══ Data provided ══

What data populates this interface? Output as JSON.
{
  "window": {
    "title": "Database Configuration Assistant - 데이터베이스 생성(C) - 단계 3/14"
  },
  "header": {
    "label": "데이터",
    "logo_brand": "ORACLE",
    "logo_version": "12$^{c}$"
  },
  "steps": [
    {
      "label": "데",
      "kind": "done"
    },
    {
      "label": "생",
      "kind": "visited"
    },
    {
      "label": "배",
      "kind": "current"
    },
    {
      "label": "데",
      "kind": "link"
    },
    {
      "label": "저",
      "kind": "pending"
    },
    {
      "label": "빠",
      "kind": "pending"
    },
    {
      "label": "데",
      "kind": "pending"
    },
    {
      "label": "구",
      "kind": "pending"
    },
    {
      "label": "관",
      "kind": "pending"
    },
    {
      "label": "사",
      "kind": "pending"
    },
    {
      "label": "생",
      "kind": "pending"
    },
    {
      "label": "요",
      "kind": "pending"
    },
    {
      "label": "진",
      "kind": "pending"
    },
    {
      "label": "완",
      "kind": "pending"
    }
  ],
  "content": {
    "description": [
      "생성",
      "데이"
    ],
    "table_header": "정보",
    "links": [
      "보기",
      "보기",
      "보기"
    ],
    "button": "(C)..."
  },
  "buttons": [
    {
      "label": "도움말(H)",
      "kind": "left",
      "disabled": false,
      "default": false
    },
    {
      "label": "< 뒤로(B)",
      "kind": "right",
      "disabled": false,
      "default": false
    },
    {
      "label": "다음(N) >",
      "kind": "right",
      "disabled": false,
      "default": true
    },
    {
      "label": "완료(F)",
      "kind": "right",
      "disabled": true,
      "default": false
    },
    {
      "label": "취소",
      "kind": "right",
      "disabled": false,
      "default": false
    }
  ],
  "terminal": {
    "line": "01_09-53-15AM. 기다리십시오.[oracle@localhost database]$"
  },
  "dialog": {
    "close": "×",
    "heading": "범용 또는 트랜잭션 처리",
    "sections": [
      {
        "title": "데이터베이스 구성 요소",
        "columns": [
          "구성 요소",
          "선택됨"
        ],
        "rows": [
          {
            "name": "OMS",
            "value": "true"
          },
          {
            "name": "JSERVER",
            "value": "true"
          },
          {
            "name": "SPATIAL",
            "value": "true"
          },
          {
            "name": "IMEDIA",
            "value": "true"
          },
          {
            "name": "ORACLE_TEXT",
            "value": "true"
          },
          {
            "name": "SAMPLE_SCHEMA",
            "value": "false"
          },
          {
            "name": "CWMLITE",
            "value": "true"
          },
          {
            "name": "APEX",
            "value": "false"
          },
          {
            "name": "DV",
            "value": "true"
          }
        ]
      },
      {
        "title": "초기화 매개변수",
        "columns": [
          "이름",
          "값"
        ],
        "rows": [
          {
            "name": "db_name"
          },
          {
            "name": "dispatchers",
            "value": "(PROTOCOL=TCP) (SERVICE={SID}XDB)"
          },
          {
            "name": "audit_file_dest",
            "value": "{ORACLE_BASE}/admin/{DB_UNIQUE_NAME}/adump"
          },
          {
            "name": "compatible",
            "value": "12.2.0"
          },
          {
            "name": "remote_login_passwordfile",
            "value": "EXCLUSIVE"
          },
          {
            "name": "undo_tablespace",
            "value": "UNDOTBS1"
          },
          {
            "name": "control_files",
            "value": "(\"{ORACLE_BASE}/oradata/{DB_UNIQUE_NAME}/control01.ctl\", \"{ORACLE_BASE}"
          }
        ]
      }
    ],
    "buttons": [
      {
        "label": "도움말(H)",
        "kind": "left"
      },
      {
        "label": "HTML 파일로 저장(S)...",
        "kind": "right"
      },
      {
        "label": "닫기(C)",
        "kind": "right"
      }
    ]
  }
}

═══

# Aim
Output each entry precisely as given.

# Correct answer
What data populates this interface? Output as JSON.
{
  "window": {
    "title": "Database Configuration Assistant - 데이터베이스 생성(C) - 단계 3/14"
  },
  "header": {
    "label": "데이터",
    "logo_brand": "ORACLE",
    "logo_version": "12$^{c}$"
  },
  "steps": [
    {
      "label": "데",
      "kind": "done"
    },
    {
      "label": "생",
      "kind": "visited"
    },
    {
      "label": "배",
      "kind": "current"
    },
    {
      "label": "데",
      "kind": "link"
    },
    {
      "label": "저",
      "kind": "pending"
    },
    {
      "label": "빠",
      "kind": "pending"
    },
    {
      "label": "데",
      "kind": "pending"
    },
    {
      "label": "구",
      "kind": "pending"
    },
    {
      "label": "관",
      "kind": "pending"
    },
    {
      "label": "사",
      "kind": "pending"
    },
    {
      "label": "생",
      "kind": "pending"
    },
    {
      "label": "요",
      "kind": "pending"
    },
    {
      "label": "진",
      "kind": "pending"
    },
    {
      "label": "완",
      "kind": "pending"
    }
  ],
  "content": {
    "description": [
      "생성",
      "데이"
    ],
    "table_header": "정보",
    "links": [
      "보기",
      "보기",
      "보기"
    ],
    "button": "(C)..."
  },
  "buttons": [
    {
      "label": "도움말(H)",
      "kind": "left",
      "disabled": false,
      "default": false
    },
    {
      "label": "< 뒤로(B)",
      "kind": "right",
      "disabled": false,
      "default": false
    },
    {
      "label": "다음(N) >",
      "kind": "right",
      "disabled": false,
      "default": true
    },
    {
      "label": "완료(F)",
      "kind": "right",
      "disabled": true,
      "default": false
    },
    {
      "label": "취소",
      "kind": "right",
      "disabled": false,
      "default": false
    }
  ],
  "terminal": {
    "line": "01_09-53-15AM. 기다리십시오.[oracle@localhost database]$"
  },
  "dialog": {
    "close": "×",
    "heading": "범용 또는 트랜잭션 처리",
    "sections": [
      {
        "title": "데이터베이스 구성 요소",
        "columns": [
          "구성 요소",
          "선택됨"
        ],
        "rows": [
          {
            "name": "OMS",
            "value": "true"
          },
          {
            "name": "JSERVER",
            "value": "true"
          },
          {
            "name": "SPATIAL",
            "value": "true"
          },
          {
            "name": "IMEDIA",
            "value": "true"
          },
          {
            "name": "ORACLE_TEXT",
            "value": "true"
          },
          {
            "name": "SAMPLE_SCHEMA",
            "value": "false"
          },
          {
            "name": "CWMLITE",
            "value": "true"
          },
          {
            "name": "APEX",
            "value": "false"
          },
          {
            "name": "DV",
            "value": "true"
          }
        ]
      },
      {
        "title": "초기화 매개변수",
        "columns": [
          "이름",
          "값"
        ],
        "rows": [
          {
            "name": "db_name"
          },
          {
            "name": "dispatchers",
            "value": "(PROTOCOL=TCP) (SERVICE={SID}XDB)"
          },
          {
            "name": "audit_file_dest",
            "value": "{ORACLE_BASE}/admin/{DB_UNIQUE_NAME}/adump"
          },
          {
            "name": "compatible",
            "value": "12.2.0"
          },
          {
            "name": "remote_login_passwordfile",
            "value": "EXCLUSIVE"
          },
          {
            "name": "undo_tablespace",
            "value": "UNDOTBS1"
          },
          {
            "name": "control_files",
            "value": "(\"{ORACLE_BASE}/oradata/{DB_UNIQUE_NAME}/control01.ctl\", \"{ORACLE_BASE}"
          }
        ]
      }
    ],
    "buttons": [
      {
        "label": "도움말(H)",
        "kind": "left"
      },
      {
        "label": "HTML 파일로 저장(S)...",
        "kind": "right"
      },
      {
        "label": "닫기(C)",
        "kind": "right"
      }
    ]
  }
}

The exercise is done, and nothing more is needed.